— BEGIN —
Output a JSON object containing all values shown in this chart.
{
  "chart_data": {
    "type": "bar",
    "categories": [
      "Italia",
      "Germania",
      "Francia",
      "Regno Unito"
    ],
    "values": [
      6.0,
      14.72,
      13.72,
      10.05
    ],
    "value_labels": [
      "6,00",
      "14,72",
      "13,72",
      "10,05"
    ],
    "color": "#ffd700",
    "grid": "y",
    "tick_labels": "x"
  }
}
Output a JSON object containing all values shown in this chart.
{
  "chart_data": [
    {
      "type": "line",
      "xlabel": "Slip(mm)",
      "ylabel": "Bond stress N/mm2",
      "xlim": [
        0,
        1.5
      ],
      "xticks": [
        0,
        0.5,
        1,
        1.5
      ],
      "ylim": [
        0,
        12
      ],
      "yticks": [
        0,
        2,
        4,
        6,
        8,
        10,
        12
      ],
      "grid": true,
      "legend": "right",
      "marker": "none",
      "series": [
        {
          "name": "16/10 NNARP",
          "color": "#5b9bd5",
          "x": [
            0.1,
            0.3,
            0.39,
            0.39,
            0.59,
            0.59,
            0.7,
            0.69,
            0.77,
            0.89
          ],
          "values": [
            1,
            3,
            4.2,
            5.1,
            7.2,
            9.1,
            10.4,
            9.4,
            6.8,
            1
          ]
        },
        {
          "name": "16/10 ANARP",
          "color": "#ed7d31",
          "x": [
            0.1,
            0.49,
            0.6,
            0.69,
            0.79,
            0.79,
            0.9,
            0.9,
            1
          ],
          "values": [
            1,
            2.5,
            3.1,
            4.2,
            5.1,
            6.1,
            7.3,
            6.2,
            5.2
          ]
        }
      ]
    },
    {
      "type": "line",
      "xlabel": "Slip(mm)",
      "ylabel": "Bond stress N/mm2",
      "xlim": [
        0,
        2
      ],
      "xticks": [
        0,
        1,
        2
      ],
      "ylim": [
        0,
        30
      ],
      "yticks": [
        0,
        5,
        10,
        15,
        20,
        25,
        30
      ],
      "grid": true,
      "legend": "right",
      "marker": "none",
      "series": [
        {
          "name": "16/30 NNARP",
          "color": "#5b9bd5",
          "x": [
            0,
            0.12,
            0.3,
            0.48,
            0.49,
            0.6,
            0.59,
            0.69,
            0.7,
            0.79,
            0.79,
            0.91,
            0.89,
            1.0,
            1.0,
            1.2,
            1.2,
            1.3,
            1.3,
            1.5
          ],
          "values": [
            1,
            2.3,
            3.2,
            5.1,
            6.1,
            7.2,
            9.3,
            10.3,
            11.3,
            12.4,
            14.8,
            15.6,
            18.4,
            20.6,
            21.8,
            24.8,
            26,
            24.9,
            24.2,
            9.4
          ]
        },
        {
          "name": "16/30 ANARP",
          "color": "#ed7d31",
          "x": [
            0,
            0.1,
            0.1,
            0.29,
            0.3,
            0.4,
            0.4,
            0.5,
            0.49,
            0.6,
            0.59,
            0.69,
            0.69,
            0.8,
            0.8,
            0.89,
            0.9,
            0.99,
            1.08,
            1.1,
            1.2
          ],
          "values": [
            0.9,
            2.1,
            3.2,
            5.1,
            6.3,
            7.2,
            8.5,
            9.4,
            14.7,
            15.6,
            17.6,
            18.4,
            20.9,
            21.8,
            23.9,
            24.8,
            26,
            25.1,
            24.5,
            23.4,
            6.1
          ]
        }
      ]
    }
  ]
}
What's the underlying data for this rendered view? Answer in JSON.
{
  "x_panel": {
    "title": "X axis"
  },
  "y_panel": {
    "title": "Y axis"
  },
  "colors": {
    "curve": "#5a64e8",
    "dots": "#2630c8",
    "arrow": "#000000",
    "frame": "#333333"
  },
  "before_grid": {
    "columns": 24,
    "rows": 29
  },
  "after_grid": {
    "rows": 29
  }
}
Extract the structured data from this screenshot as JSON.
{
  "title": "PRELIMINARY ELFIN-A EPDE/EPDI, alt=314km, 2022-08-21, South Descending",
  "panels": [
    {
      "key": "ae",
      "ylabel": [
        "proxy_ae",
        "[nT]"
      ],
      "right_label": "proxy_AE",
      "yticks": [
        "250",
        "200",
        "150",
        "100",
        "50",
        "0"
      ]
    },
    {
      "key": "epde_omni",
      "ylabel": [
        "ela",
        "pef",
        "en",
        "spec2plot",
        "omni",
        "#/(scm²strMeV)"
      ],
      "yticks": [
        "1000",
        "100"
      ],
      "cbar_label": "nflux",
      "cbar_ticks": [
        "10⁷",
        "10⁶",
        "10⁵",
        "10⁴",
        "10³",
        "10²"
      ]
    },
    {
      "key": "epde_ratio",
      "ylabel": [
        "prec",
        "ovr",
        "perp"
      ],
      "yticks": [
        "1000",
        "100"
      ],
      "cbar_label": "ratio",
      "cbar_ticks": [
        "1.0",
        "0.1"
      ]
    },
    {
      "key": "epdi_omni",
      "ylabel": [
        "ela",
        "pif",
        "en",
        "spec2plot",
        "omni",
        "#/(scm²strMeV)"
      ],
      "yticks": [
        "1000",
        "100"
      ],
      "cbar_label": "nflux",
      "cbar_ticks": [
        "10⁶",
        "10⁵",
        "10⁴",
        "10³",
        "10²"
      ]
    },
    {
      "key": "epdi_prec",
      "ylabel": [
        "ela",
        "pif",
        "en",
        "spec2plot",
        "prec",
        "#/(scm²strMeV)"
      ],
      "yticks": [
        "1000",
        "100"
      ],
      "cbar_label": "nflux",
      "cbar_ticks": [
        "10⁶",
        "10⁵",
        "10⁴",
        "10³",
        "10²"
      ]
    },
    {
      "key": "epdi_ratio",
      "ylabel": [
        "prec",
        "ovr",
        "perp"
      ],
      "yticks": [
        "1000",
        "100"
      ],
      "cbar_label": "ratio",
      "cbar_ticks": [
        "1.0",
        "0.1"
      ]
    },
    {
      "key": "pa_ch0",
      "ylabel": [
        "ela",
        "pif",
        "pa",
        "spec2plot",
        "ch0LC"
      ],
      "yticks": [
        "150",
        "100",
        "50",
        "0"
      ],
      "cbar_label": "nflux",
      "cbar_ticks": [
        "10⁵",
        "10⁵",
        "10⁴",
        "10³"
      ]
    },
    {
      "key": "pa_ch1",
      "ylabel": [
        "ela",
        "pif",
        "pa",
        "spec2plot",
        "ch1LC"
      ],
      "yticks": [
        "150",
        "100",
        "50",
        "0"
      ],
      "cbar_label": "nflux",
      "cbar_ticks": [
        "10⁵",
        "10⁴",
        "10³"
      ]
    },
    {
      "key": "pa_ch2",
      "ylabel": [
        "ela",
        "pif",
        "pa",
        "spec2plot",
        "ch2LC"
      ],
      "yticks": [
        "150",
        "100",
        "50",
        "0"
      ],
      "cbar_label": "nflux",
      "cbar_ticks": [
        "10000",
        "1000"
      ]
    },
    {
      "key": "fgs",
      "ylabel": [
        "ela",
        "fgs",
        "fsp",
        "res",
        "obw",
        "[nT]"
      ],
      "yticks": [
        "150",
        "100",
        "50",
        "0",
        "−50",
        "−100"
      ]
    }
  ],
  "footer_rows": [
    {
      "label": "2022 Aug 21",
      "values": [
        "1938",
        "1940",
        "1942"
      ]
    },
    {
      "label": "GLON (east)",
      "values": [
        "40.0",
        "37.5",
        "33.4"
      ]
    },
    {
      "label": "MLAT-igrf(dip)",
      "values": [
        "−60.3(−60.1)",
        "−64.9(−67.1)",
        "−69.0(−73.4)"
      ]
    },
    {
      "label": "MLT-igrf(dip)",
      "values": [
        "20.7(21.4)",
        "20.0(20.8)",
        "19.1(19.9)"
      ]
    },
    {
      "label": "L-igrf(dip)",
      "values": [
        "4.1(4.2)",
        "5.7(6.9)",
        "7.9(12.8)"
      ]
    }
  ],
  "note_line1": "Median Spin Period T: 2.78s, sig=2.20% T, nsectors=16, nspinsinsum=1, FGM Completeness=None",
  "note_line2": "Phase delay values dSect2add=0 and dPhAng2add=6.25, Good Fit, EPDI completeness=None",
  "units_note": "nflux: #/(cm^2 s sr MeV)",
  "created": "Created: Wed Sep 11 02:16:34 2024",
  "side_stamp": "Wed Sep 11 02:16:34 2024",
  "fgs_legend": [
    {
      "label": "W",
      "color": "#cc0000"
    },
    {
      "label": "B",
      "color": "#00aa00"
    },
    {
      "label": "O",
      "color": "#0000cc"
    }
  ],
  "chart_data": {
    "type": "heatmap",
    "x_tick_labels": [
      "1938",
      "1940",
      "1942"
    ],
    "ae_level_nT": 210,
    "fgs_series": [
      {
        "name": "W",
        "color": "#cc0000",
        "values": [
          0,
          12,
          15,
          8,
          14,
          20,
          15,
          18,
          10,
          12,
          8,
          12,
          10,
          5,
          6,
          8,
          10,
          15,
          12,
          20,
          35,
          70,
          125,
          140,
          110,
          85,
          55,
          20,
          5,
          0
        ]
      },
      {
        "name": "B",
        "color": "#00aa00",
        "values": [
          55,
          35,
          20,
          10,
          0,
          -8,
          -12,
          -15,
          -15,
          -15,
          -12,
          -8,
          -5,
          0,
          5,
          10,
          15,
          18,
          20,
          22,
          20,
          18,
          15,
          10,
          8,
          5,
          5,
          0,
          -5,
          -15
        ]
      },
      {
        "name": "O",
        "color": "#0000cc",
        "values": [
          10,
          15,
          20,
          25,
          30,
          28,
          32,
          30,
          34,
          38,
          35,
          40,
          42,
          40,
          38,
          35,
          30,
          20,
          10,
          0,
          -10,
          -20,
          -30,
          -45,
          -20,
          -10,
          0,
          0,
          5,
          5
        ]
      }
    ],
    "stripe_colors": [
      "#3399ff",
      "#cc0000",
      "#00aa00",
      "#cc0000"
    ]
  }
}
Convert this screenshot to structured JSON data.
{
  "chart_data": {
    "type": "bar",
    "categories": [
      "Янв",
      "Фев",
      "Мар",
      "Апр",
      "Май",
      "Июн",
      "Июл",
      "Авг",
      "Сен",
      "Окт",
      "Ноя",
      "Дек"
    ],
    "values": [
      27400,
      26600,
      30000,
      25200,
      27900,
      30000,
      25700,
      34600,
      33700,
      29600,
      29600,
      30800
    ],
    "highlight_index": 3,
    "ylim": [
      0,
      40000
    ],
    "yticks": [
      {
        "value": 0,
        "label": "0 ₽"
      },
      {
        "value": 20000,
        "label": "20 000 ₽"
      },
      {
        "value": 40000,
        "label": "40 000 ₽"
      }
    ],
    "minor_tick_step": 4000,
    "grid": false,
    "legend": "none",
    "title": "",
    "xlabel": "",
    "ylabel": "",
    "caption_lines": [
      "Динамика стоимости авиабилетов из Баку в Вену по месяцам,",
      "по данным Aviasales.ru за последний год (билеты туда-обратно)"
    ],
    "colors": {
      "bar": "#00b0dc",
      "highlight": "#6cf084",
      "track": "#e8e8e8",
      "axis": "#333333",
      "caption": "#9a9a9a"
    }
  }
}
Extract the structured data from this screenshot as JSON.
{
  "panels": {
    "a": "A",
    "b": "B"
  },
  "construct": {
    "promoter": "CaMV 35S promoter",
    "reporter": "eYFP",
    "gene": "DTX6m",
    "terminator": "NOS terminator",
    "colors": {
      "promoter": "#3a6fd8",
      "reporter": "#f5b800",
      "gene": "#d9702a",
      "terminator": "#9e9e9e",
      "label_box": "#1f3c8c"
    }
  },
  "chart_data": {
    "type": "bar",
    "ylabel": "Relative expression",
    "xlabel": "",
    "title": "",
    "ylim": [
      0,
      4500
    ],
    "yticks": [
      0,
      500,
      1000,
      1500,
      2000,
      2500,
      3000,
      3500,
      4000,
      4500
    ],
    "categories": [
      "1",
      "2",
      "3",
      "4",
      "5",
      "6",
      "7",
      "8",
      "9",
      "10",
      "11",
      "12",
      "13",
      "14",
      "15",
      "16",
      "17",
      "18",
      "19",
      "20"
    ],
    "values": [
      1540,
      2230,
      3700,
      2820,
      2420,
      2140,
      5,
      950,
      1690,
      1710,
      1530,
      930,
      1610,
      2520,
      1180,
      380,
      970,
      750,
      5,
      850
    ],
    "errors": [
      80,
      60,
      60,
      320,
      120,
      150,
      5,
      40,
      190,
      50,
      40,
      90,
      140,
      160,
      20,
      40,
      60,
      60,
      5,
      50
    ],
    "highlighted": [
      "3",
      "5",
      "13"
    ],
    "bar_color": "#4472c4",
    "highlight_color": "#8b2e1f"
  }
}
— END —
→ Set problem:
Go through the data and gather every line that holds "title".

→ Final result:
    "title": "X axis"
    "title": "Y axis"
  "title": "PRELIMINARY ELFIN-A EPDE/EPDI, alt=314km, 2022-08-21, South Descending",
    "title": "",
    "title": "",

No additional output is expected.